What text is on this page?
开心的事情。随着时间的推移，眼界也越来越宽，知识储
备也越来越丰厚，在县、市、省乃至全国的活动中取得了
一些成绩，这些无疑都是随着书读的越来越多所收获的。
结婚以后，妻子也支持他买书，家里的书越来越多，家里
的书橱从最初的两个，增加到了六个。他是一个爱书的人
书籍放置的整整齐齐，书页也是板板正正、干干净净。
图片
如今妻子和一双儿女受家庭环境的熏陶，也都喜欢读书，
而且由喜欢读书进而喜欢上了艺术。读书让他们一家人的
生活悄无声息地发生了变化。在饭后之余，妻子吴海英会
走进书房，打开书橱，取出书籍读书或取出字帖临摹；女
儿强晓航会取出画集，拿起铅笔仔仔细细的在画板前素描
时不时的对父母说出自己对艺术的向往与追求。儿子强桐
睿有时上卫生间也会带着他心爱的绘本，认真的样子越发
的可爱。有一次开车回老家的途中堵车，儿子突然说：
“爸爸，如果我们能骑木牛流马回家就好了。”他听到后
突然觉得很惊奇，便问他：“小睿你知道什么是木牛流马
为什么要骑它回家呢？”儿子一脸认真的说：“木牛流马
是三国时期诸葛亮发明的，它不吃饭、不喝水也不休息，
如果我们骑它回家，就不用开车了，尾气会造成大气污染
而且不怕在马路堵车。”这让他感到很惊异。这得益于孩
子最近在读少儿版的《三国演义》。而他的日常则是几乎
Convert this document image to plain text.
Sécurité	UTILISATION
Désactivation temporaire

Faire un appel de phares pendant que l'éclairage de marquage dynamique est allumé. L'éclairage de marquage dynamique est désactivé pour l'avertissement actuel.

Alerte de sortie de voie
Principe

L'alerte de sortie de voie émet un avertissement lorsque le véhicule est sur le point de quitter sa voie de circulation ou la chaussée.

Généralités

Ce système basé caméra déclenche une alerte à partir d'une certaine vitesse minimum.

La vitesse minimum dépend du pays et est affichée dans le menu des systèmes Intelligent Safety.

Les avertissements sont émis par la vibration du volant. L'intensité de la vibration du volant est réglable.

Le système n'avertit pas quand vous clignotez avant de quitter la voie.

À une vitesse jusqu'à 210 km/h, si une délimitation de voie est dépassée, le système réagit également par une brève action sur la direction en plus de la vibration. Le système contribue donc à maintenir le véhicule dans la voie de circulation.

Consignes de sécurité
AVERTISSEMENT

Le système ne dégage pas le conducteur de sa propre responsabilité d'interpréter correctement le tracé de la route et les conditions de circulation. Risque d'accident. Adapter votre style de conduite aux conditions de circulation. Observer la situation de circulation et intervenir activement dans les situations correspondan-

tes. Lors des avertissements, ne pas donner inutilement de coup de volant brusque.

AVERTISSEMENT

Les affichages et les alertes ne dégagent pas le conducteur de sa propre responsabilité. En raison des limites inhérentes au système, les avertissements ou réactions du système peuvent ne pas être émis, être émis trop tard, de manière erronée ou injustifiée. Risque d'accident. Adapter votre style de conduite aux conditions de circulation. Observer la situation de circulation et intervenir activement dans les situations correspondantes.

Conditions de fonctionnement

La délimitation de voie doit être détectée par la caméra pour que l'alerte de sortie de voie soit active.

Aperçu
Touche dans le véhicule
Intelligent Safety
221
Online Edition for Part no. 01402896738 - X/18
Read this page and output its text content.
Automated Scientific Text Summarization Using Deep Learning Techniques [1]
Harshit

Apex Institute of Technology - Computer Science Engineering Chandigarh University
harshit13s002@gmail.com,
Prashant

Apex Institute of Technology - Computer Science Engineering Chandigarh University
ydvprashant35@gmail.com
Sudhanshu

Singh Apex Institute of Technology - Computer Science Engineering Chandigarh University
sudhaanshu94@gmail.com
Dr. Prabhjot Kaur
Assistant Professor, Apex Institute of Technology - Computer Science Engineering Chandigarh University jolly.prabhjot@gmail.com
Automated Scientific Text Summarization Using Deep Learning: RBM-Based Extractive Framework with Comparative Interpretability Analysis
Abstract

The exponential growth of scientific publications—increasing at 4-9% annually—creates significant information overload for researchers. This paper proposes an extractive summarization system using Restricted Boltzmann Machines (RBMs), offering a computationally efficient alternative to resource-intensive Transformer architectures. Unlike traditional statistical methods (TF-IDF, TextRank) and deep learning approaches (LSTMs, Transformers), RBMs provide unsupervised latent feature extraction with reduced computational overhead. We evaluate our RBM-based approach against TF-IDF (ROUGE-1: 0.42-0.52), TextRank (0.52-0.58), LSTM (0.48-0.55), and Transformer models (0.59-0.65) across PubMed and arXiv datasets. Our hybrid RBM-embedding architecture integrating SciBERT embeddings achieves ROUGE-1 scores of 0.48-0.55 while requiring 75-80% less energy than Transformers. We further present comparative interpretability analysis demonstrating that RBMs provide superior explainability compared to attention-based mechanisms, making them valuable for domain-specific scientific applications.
= = = =
--- PROBLEM STATEMENT ---
Show the lines where the word "Automated" appears in the entries.

--- EXPECTED ANSWER ---
Automated Scientific Text Summarization Using Deep Learning Techniques [1]
Automated Scientific Text Summarization Using Deep Learning: RBM-Based Extractive Framework with Comparative Interpretability Analysis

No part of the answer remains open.